The answer is one number: how many lines hold the string "Gyula".

GIVEN INFORMATION |

%%

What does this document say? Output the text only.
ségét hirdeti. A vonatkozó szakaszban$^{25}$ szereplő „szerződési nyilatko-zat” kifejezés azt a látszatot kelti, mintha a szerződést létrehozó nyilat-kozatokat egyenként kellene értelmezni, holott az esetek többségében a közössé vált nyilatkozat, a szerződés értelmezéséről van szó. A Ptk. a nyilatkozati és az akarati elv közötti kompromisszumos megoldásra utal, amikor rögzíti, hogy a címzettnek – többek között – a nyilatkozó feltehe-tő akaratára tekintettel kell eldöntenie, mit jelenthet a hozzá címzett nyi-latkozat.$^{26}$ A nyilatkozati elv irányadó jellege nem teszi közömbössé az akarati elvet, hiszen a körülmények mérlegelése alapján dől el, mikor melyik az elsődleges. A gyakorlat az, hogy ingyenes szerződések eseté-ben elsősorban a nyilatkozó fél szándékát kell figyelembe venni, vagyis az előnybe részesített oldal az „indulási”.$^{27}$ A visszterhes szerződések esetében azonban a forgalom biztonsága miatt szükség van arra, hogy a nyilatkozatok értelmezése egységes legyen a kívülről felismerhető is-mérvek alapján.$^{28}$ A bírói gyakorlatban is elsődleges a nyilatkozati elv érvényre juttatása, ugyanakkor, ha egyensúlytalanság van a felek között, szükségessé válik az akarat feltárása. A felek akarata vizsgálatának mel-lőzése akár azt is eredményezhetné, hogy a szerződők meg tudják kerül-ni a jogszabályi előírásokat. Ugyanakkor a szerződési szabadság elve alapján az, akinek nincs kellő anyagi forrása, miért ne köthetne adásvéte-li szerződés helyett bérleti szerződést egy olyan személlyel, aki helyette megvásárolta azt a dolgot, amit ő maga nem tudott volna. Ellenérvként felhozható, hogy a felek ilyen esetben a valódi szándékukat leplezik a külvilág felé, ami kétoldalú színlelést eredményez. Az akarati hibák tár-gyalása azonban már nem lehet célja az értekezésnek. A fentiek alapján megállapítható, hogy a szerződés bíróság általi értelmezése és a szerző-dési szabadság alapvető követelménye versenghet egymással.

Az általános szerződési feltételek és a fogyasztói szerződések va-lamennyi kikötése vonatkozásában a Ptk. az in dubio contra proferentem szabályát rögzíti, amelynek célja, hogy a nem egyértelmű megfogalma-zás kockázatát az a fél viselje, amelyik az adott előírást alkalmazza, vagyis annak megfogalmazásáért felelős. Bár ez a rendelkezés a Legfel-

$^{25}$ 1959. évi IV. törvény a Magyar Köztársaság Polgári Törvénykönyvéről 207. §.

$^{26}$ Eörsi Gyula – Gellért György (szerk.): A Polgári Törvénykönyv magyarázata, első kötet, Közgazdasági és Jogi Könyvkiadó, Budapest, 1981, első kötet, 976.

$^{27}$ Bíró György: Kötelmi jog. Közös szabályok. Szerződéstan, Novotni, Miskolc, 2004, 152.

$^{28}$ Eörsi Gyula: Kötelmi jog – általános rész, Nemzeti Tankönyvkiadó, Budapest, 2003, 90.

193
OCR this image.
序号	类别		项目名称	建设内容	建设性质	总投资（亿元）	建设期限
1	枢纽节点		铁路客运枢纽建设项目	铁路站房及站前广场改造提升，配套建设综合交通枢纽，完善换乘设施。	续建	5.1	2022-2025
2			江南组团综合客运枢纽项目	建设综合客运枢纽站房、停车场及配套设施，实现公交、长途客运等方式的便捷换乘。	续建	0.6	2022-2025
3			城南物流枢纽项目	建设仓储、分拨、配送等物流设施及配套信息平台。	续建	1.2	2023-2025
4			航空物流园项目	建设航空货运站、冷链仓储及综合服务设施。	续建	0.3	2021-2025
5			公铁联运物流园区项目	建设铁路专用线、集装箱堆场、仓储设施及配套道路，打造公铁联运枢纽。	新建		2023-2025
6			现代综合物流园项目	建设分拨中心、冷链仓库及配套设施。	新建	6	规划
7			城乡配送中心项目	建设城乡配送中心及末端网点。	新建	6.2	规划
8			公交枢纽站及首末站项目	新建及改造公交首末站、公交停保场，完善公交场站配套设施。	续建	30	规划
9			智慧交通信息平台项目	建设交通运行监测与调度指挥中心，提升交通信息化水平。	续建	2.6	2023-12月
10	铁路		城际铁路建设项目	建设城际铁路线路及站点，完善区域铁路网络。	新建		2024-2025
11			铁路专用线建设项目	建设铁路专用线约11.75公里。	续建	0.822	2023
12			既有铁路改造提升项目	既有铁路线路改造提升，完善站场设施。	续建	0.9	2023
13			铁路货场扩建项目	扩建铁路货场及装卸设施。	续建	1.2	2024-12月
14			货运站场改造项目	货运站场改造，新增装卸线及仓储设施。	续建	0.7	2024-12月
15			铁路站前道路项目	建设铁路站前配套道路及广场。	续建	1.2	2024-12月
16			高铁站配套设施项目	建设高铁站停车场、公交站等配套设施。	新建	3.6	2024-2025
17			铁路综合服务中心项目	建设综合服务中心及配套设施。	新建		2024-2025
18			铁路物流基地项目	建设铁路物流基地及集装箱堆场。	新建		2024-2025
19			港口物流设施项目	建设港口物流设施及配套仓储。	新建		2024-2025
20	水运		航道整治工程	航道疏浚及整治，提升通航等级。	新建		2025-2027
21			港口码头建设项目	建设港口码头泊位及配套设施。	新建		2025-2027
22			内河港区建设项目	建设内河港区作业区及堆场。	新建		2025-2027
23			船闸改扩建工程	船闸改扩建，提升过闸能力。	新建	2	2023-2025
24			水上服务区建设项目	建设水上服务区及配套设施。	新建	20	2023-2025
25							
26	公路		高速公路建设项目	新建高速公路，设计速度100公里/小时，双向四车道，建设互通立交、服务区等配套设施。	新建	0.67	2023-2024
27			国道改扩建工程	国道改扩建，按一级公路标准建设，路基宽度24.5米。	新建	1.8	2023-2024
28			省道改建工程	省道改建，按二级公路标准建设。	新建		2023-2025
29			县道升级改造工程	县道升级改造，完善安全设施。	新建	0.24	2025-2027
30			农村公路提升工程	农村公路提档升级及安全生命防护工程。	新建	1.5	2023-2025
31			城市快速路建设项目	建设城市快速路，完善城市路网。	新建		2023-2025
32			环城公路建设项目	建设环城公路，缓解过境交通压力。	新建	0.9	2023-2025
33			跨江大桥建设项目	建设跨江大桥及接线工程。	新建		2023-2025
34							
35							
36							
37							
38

%%

EXERCISE ANSWER | 2